• [TO BE DONE]: Restate, word for word, all of the material shown below.

• [DATA IN THIS EXERCISE]:

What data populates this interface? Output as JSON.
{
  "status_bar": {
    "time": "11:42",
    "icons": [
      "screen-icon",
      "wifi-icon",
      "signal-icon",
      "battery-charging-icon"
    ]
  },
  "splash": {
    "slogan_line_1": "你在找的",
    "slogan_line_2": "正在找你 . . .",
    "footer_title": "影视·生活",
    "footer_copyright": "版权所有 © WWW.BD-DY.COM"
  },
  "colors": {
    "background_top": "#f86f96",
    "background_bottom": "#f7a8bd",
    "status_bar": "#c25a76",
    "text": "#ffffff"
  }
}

• [ANSWER IN FULL]:
What data populates this interface? Output as JSON.
{
  "status_bar": {
    "time": "11:42",
    "icons": [
      "screen-icon",
      "wifi-icon",
      "signal-icon",
      "battery-charging-icon"
    ]
  },
  "splash": {
    "slogan_line_1": "你在找的",
    "slogan_line_2": "正在找你 . . .",
    "footer_title": "影视·生活",
    "footer_copyright": "版权所有 © WWW.BD-DY.COM"
  },
  "colors": {
    "background_top": "#f86f96",
    "background_bottom": "#f7a8bd",
    "status_bar": "#c25a76",
    "text": "#ffffff"
  }
}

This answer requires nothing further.